• [Extracted data entries]
╭──
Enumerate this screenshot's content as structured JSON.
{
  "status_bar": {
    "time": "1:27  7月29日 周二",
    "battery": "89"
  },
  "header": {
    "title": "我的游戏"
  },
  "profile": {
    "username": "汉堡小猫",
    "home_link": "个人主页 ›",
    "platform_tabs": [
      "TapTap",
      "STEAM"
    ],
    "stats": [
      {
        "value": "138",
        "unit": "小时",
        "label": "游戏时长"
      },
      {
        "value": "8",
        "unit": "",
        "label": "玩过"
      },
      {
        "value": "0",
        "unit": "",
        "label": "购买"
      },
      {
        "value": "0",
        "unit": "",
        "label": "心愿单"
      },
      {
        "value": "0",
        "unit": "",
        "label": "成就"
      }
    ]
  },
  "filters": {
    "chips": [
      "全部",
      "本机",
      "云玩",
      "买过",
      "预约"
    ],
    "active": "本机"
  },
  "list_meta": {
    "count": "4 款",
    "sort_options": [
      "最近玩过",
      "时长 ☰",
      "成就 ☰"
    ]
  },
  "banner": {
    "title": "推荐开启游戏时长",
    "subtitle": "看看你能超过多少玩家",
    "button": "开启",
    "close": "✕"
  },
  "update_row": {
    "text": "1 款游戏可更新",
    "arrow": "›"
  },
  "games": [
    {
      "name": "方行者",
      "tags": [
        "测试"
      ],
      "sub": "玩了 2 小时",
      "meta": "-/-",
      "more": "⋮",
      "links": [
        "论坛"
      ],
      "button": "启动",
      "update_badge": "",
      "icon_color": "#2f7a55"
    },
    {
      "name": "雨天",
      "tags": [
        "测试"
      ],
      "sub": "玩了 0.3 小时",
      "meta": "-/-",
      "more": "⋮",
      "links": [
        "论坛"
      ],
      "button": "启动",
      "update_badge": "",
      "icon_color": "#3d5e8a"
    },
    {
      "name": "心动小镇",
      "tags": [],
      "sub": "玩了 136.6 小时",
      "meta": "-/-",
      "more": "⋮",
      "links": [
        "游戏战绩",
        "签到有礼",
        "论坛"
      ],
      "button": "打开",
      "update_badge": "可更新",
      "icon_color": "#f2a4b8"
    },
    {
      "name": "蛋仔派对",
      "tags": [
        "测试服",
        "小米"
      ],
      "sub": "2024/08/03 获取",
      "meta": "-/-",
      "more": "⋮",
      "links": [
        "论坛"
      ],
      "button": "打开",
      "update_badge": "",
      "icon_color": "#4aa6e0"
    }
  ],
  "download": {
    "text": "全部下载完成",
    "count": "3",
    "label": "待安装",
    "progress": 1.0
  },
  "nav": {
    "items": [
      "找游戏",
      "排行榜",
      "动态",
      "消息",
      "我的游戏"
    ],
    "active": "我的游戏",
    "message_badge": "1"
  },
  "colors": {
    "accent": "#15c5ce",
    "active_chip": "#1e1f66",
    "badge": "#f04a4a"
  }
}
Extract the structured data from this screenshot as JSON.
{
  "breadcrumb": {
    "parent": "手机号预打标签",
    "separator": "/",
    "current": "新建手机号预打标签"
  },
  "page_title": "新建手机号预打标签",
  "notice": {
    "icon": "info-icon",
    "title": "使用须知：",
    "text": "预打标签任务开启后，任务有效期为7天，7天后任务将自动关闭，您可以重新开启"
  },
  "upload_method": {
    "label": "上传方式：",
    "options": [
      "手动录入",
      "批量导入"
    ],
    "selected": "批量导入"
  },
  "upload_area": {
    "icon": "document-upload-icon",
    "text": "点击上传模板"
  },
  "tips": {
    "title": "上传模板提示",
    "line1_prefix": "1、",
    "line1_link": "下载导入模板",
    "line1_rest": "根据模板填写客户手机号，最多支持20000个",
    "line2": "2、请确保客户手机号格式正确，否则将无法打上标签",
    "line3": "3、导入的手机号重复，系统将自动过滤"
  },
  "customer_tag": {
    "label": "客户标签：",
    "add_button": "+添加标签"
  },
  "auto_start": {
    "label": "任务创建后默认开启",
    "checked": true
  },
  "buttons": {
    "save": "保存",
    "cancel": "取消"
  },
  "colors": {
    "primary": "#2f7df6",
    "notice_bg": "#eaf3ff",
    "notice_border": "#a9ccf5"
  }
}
╰──
Copy out every line from the one containing "Extract the structured" to the end of the material, both ends included.

• [Full solution]
Extract the structured data from this screenshot as JSON.
{
  "breadcrumb": {
    "parent": "手机号预打标签",
    "separator": "/",
    "current": "新建手机号预打标签"
  },
  "page_title": "新建手机号预打标签",
  "notice": {
    "icon": "info-icon",
    "title": "使用须知：",
    "text": "预打标签任务开启后，任务有效期为7天，7天后任务将自动关闭，您可以重新开启"
  },
  "upload_method": {
    "label": "上传方式：",
    "options": [
      "手动录入",
      "批量导入"
    ],
    "selected": "批量导入"
  },
  "upload_area": {
    "icon": "document-upload-icon",
    "text": "点击上传模板"
  },
  "tips": {
    "title": "上传模板提示",
    "line1_prefix": "1、",
    "line1_link": "下载导入模板",
    "line1_rest": "根据模板填写客户手机号，最多支持20000个",
    "line2": "2、请确保客户手机号格式正确，否则将无法打上标签",
    "line3": "3、导入的手机号重复，系统将自动过滤"
  },
  "customer_tag": {
    "label": "客户标签：",
    "add_button": "+添加标签"
  },
  "auto_start": {
    "label": "任务创建后默认开启",
    "checked": true
  },
  "buttons": {
    "save": "保存",
    "cancel": "取消"
  },
  "colors": {
    "primary": "#2f7df6",
    "notice_bg": "#eaf3ff",
    "notice_border": "#a9ccf5"
  }
}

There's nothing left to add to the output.